- _PROMPT_: Exclude the pictures; give every entry again exactly as written.

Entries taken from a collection

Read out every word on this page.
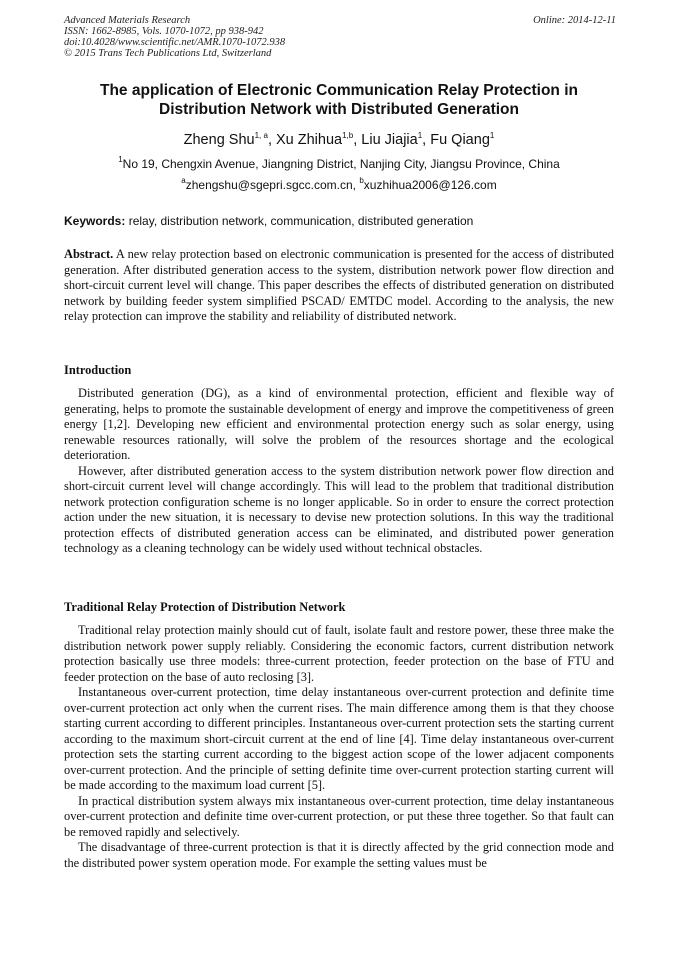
Advanced Materials Research
ISSN: 1662-8985, Vols. 1070-1072, pp 938-942
doi:10.4028/www.scientific.net/AMR.1070-1072.938
© 2015 Trans Tech Publications Ltd, Switzerland
Online: 2014-12-11
The application of Electronic Communication Relay Protection in
Distribution Network with Distributed Generation
Zheng Shu$^{1, a}$, Xu Zhihua$^{1,b}$, Liu Jiajia$^1$, Fu Qiang$^1$
$^1$No 19, Chengxin Avenue, Jiangning District, Nanjing City, Jiangsu Province, China
$^a$zhengshu@sgepri.sgcc.com.cn, $^b$xuzhihua2006@126.com
Keywords: relay, distribution network, communication, distributed generation

Abstract. A new relay protection based on electronic communication is presented for the access of distributed generation. After distributed generation access to the system, distribution network power flow direction and short-circuit current level will change. This paper describes the effects of distributed generation on distributed network by building feeder system simplified PSCAD/ EMTDC model. According to the analysis, the new relay protection can improve the stability and reliability of distributed network.

Introduction

Distributed generation (DG), as a kind of environmental protection, efficient and flexible way of generating, helps to promote the sustainable development of energy and improve the competitiveness of green energy [1,2]. Developing new efficient and environmental protection energy such as solar energy, using renewable resources rationally, will solve the problem of the resources shortage and the ecological deterioration.

However, after distributed generation access to the system distribution network power flow direction and short-circuit current level will change accordingly. This will lead to the problem that traditional distribution network protection configuration scheme is no longer applicable. So in order to ensure the correct protection action under the new situation, it is necessary to devise new protection solutions. In this way the traditional protection effects of distributed generation access can be eliminated, and distributed power generation technology as a cleaning technology can be widely used without technical obstacles.

Traditional Relay Protection of Distribution Network

Traditional relay protection mainly should cut of fault, isolate fault and restore power, these three make the distribution network power supply reliably. Considering the economic factors, current distribution network protection basically use three models: three-current protection, feeder protection on the base of FTU and feeder protection on the base of auto reclosing [3].

Instantaneous over-current protection, time delay instantaneous over-current protection and definite time over-current protection act only when the current rises. The main difference among them is that they choose starting current according to different principles. Instantaneous over-current protection sets the starting current according to the maximum short-circuit current at the end of line [4]. Time delay instantaneous over-current protection sets the starting current according to the biggest action scope of the lower adjacent components over-current protection. And the principle of setting definite time over-current protection starting current will be made according to the maximum load current [5].

In practical distribution system always mix instantaneous over-current protection, time delay instantaneous over-current protection and definite time over-current protection, or put these three together. So that fault can be removed rapidly and selectively.

The disadvantage of three-current protection is that it is directly affected by the grid connection mode and the distributed power system operation mode. For example the setting values must be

- _COMPLETE ANSWER_:
Read out every word on this page.
Advanced Materials Research
ISSN: 1662-8985, Vols. 1070-1072, pp 938-942
doi:10.4028/www.scientific.net/AMR.1070-1072.938
© 2015 Trans Tech Publications Ltd, Switzerland
Online: 2014-12-11
The application of Electronic Communication Relay Protection in
Distribution Network with Distributed Generation
Zheng Shu$^{1, a}$, Xu Zhihua$^{1,b}$, Liu Jiajia$^1$, Fu Qiang$^1$
$^1$No 19, Chengxin Avenue, Jiangning District, Nanjing City, Jiangsu Province, China
$^a$zhengshu@sgepri.sgcc.com.cn, $^b$xuzhihua2006@126.com
Keywords: relay, distribution network, communication, distributed generation

Abstract. A new relay protection based on electronic communication is presented for the access of distributed generation. After distributed generation access to the system, distribution network power flow direction and short-circuit current level will change. This paper describes the effects of distributed generation on distributed network by building feeder system simplified PSCAD/ EMTDC model. According to the analysis, the new relay protection can improve the stability and reliability of distributed network.

Introduction

Distributed generation (DG), as a kind of environmental protection, efficient and flexible way of generating, helps to promote the sustainable development of energy and improve the competitiveness of green energy [1,2]. Developing new efficient and environmental protection energy such as solar energy, using renewable resources rationally, will solve the problem of the resources shortage and the ecological deterioration.

However, after distributed generation access to the system distribution network power flow direction and short-circuit current level will change accordingly. This will lead to the problem that traditional distribution network protection configuration scheme is no longer applicable. So in order to ensure the correct protection action under the new situation, it is necessary to devise new protection solutions. In this way the traditional protection effects of distributed generation access can be eliminated, and distributed power generation technology as a cleaning technology can be widely used without technical obstacles.

Traditional Relay Protection of Distribution Network

Traditional relay protection mainly should cut of fault, isolate fault and restore power, these three make the distribution network power supply reliably. Considering the economic factors, current distribution network protection basically use three models: three-current protection, feeder protection on the base of FTU and feeder protection on the base of auto reclosing [3].

Instantaneous over-current protection, time delay instantaneous over-current protection and definite time over-current protection act only when the current rises. The main difference among them is that they choose starting current according to different principles. Instantaneous over-current protection sets the starting current according to the maximum short-circuit current at the end of line [4]. Time delay instantaneous over-current protection sets the starting current according to the biggest action scope of the lower adjacent components over-current protection. And the principle of setting definite time over-current protection starting current will be made according to the maximum load current [5].

In practical distribution system always mix instantaneous over-current protection, time delay instantaneous over-current protection and definite time over-current protection, or put these three together. So that fault can be removed rapidly and selectively.

The disadvantage of three-current protection is that it is directly affected by the grid connection mode and the distributed power system operation mode. For example the setting values must be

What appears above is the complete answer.